▶ **What this task involves**: Set out every line of the records below as a Markdown table, one row per line with blank lines omitted, using a "No." column for the row number and a "Line" column for the text.

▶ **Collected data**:
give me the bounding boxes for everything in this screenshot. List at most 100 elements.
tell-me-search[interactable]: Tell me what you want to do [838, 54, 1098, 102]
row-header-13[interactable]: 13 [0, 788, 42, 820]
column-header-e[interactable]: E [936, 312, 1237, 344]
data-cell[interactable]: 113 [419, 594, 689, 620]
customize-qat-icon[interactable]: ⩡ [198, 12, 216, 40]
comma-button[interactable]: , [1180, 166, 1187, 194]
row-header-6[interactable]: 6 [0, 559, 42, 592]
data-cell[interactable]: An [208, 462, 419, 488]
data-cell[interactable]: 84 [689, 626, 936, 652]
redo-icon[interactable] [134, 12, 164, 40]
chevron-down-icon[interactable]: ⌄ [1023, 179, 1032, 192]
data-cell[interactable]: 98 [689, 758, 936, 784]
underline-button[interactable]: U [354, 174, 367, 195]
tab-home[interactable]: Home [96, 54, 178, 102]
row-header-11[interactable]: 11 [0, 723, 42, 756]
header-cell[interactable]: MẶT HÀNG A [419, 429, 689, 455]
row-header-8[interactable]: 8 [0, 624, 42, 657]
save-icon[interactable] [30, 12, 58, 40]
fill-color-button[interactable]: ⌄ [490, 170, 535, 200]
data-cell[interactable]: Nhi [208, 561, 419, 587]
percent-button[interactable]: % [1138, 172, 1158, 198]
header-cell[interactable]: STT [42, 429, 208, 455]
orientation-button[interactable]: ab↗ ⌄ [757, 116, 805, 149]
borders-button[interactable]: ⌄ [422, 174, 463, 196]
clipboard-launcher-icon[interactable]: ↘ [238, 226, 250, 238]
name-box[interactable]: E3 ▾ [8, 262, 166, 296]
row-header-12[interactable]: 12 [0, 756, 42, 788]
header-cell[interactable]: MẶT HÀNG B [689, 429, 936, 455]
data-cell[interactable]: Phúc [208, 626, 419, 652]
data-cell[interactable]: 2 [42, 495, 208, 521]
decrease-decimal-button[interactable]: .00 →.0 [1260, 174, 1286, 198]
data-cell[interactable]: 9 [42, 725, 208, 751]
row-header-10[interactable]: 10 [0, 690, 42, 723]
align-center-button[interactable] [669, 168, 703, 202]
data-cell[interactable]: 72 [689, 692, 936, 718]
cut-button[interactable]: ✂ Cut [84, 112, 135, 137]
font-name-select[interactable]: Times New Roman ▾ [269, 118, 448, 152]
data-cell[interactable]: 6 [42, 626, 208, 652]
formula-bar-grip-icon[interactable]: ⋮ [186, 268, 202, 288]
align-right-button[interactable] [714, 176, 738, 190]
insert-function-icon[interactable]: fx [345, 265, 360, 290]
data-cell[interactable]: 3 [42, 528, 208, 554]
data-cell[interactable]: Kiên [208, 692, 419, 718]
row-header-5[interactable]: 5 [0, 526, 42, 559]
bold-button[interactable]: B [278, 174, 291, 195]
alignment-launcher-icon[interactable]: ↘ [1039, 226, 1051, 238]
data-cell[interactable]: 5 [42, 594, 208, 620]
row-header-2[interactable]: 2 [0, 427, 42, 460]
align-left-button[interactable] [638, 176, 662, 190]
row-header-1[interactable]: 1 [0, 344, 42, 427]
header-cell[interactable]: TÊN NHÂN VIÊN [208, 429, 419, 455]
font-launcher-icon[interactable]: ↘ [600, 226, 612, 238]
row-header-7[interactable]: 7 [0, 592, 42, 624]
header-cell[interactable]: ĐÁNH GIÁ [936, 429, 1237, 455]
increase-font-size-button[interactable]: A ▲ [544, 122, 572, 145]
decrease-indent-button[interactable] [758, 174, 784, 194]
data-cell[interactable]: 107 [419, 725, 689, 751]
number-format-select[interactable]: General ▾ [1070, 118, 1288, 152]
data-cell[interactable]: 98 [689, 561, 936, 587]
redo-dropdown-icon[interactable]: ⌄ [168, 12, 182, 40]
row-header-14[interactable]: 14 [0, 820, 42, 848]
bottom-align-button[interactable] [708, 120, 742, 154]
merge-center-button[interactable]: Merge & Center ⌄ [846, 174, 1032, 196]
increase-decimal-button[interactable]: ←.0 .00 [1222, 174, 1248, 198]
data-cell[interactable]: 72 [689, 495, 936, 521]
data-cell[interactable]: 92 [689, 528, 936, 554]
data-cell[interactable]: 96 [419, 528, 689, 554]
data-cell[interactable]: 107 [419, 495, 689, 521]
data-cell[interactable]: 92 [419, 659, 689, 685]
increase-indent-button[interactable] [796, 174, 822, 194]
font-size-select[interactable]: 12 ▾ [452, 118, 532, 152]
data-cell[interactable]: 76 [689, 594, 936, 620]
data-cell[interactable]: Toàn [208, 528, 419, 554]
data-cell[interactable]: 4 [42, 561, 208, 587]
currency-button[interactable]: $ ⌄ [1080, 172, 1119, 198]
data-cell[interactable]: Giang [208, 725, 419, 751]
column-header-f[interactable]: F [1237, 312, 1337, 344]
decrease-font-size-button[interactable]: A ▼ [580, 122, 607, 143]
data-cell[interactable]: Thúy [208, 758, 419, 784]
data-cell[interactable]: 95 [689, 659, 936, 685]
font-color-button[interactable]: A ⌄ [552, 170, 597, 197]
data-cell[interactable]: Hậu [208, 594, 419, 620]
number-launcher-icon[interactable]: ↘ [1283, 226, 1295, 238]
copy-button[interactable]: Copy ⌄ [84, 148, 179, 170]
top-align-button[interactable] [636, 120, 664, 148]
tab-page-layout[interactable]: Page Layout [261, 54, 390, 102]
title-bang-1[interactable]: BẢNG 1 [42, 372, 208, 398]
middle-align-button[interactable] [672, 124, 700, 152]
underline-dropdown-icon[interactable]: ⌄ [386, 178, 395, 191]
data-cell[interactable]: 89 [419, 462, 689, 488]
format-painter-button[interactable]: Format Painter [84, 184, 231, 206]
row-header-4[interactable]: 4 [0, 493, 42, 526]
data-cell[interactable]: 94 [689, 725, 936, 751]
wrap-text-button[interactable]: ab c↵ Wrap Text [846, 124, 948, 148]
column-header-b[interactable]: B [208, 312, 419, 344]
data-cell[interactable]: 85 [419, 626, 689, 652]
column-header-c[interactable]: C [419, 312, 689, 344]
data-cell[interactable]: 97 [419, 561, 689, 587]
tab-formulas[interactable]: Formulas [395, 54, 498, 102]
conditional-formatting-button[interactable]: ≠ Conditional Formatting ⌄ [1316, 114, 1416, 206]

▶ **Solution below**:
| No. | Line |
|---|---|
| 1 | give me the bounding boxes for everything in this screenshot. List at most 100 elements. |
| 2 | tell-me-search[interactable]: Tell me what you want to do [838, 54, 1098, 102] |
| 3 | row-header-13[interactable]: 13 [0, 788, 42, 820] |
| 4 | column-header-e[interactable]: E [936, 312, 1237, 344] |
| 5 | data-cell[interactable]: 113 [419, 594, 689, 620] |
| 6 | customize-qat-icon[interactable]: ⩡ [198, 12, 216, 40] |
| 7 | comma-button[interactable]: , [1180, 166, 1187, 194] |
| 8 | row-header-6[interactable]: 6 [0, 559, 42, 592] |
| 9 | data-cell[interactable]: An [208, 462, 419, 488] |
| 10 | data-cell[interactable]: 84 [689, 626, 936, 652] |
| 11 | redo-icon[interactable] [134, 12, 164, 40] |
| 12 | chevron-down-icon[interactable]: ⌄ [1023, 179, 1032, 192] |
| 13 | data-cell[interactable]: 98 [689, 758, 936, 784] |
| 14 | underline-button[interactable]: U [354, 174, 367, 195] |
| 15 | tab-home[interactable]: Home [96, 54, 178, 102] |
| 16 | row-header-11[interactable]: 11 [0, 723, 42, 756] |
| 17 | header-cell[interactable]: MẶT HÀNG A [419, 429, 689, 455] |
| 18 | row-header-8[interactable]: 8 [0, 624, 42, 657] |
| 19 | save-icon[interactable] [30, 12, 58, 40] |
| 20 | fill-color-button[interactable]: ⌄ [490, 170, 535, 200] |
| 21 | data-cell[interactable]: Nhi [208, 561, 419, 587] |
| 22 | percent-button[interactable]: % [1138, 172, 1158, 198] |
| 23 | header-cell[interactable]: STT [42, 429, 208, 455] |
| 24 | orientation-button[interactable]: ab↗ ⌄ [757, 116, 805, 149] |
| 25 | borders-button[interactable]: ⌄ [422, 174, 463, 196] |
| 26 | clipboard-launcher-icon[interactable]: ↘ [238, 226, 250, 238] |
| 27 | name-box[interactable]: E3 ▾ [8, 262, 166, 296] |
| 28 | row-header-12[interactable]: 12 [0, 756, 42, 788] |
| 29 | header-cell[interactable]: MẶT HÀNG B [689, 429, 936, 455] |
| 30 | data-cell[interactable]: Phúc [208, 626, 419, 652] |
| 31 | data-cell[interactable]: 2 [42, 495, 208, 521] |
| 32 | decrease-decimal-button[interactable]: .00 →.0 [1260, 174, 1286, 198] |
| 33 | data-cell[interactable]: 9 [42, 725, 208, 751] |
| 34 | row-header-10[interactable]: 10 [0, 690, 42, 723] |
| 35 | align-center-button[interactable] [669, 168, 703, 202] |
| 36 | data-cell[interactable]: 72 [689, 692, 936, 718] |
| 37 | cut-button[interactable]: ✂ Cut [84, 112, 135, 137] |
| 38 | font-name-select[interactable]: Times New Roman ▾ [269, 118, 448, 152] |
| 39 | data-cell[interactable]: 6 [42, 626, 208, 652] |
| 40 | formula-bar-grip-icon[interactable]: ⋮ [186, 268, 202, 288] |
| 41 | align-right-button[interactable] [714, 176, 738, 190] |
| 42 | insert-function-icon[interactable]: fx [345, 265, 360, 290] |
| 43 | data-cell[interactable]: 3 [42, 528, 208, 554] |
| 44 | data-cell[interactable]: Kiên [208, 692, 419, 718] |
| 45 | row-header-5[interactable]: 5 [0, 526, 42, 559] |
| 46 | bold-button[interactable]: B [278, 174, 291, 195] |
| 47 | alignment-launcher-icon[interactable]: ↘ [1039, 226, 1051, 238] |
| 48 | data-cell[interactable]: 5 [42, 594, 208, 620] |
| 49 | row-header-2[interactable]: 2 [0, 427, 42, 460] |
| 50 | align-left-button[interactable] [638, 176, 662, 190] |
| 51 | row-header-1[interactable]: 1 [0, 344, 42, 427] |
| 52 | header-cell[interactable]: TÊN NHÂN VIÊN [208, 429, 419, 455] |
| 53 | font-launcher-icon[interactable]: ↘ [600, 226, 612, 238] |
| 54 | row-header-7[interactable]: 7 [0, 592, 42, 624] |
| 55 | header-cell[interactable]: ĐÁNH GIÁ [936, 429, 1237, 455] |
| 56 | increase-font-size-button[interactable]: A ▲ [544, 122, 572, 145] |
| 57 | decrease-indent-button[interactable] [758, 174, 784, 194] |
| 58 | data-cell[interactable]: 107 [419, 725, 689, 751] |
| 59 | number-format-select[interactable]: General ▾ [1070, 118, 1288, 152] |
| 60 | data-cell[interactable]: 98 [689, 561, 936, 587] |
| 61 | redo-dropdown-icon[interactable]: ⌄ [168, 12, 182, 40] |
| 62 | row-header-14[interactable]: 14 [0, 820, 42, 848] |
| 63 | bottom-align-button[interactable] [708, 120, 742, 154] |
| 64 | merge-center-button[interactable]: Merge & Center ⌄ [846, 174, 1032, 196] |
| 65 | increase-decimal-button[interactable]: ←.0 .00 [1222, 174, 1248, 198] |
| 66 | data-cell[interactable]: 72 [689, 495, 936, 521] |
| 67 | data-cell[interactable]: 92 [689, 528, 936, 554] |
| 68 | data-cell[interactable]: 96 [419, 528, 689, 554] |
| 69 | data-cell[interactable]: 107 [419, 495, 689, 521] |
| 70 | data-cell[interactable]: 92 [419, 659, 689, 685] |
| 71 | increase-indent-button[interactable] [796, 174, 822, 194] |
| 72 | font-size-select[interactable]: 12 ▾ [452, 118, 532, 152] |
| 73 | data-cell[interactable]: 76 [689, 594, 936, 620] |
| 74 | data-cell[interactable]: Toàn [208, 528, 419, 554] |
| 75 | data-cell[interactable]: 4 [42, 561, 208, 587] |
| 76 | currency-button[interactable]: $ ⌄ [1080, 172, 1119, 198] |
| 77 | data-cell[interactable]: Giang [208, 725, 419, 751] |
| 78 | column-header-f[interactable]: F [1237, 312, 1337, 344] |
| 79 | decrease-font-size-button[interactable]: A ▼ [580, 122, 607, 143] |
| 80 | data-cell[interactable]: Thúy [208, 758, 419, 784] |
| 81 | data-cell[interactable]: 95 [689, 659, 936, 685] |
| 82 | font-color-button[interactable]: A ⌄ [552, 170, 597, 197] |
| 83 | data-cell[interactable]: Hậu [208, 594, 419, 620] |
| 84 | number-launcher-icon[interactable]: ↘ [1283, 226, 1295, 238] |
| 85 | copy-button[interactable]: Copy ⌄ [84, 148, 179, 170] |
| 86 | top-align-button[interactable] [636, 120, 664, 148] |
| 87 | tab-page-layout[interactable]: Page Layout [261, 54, 390, 102] |
| 88 | title-bang-1[interactable]: BẢNG 1 [42, 372, 208, 398] |
| 89 | middle-align-button[interactable] [672, 124, 700, 152] |
| 90 | underline-dropdown-icon[interactable]: ⌄ [386, 178, 395, 191] |
| 91 | data-cell[interactable]: 89 [419, 462, 689, 488] |
| 92 | format-painter-button[interactable]: Format Painter [84, 184, 231, 206] |
| 93 | row-header-4[interactable]: 4 [0, 493, 42, 526] |
| 94 | data-cell[interactable]: 94 [689, 725, 936, 751] |
| 95 | wrap-text-button[interactable]: ab c↵ Wrap Text [846, 124, 948, 148] |
| 96 | column-header-b[interactable]: B [208, 312, 419, 344] |
| 97 | data-cell[interactable]: 85 [419, 626, 689, 652] |
| 98 | column-header-c[interactable]: C [419, 312, 689, 344] |
| 99 | data-cell[interactable]: 97 [419, 561, 689, 587] |
| 100 | tab-formulas[interactable]: Formulas [395, 54, 498, 102] |
| 101 | conditional-formatting-button[interactable]: ≠ Conditional Formatting ⌄ [1316, 114, 1416, 206] |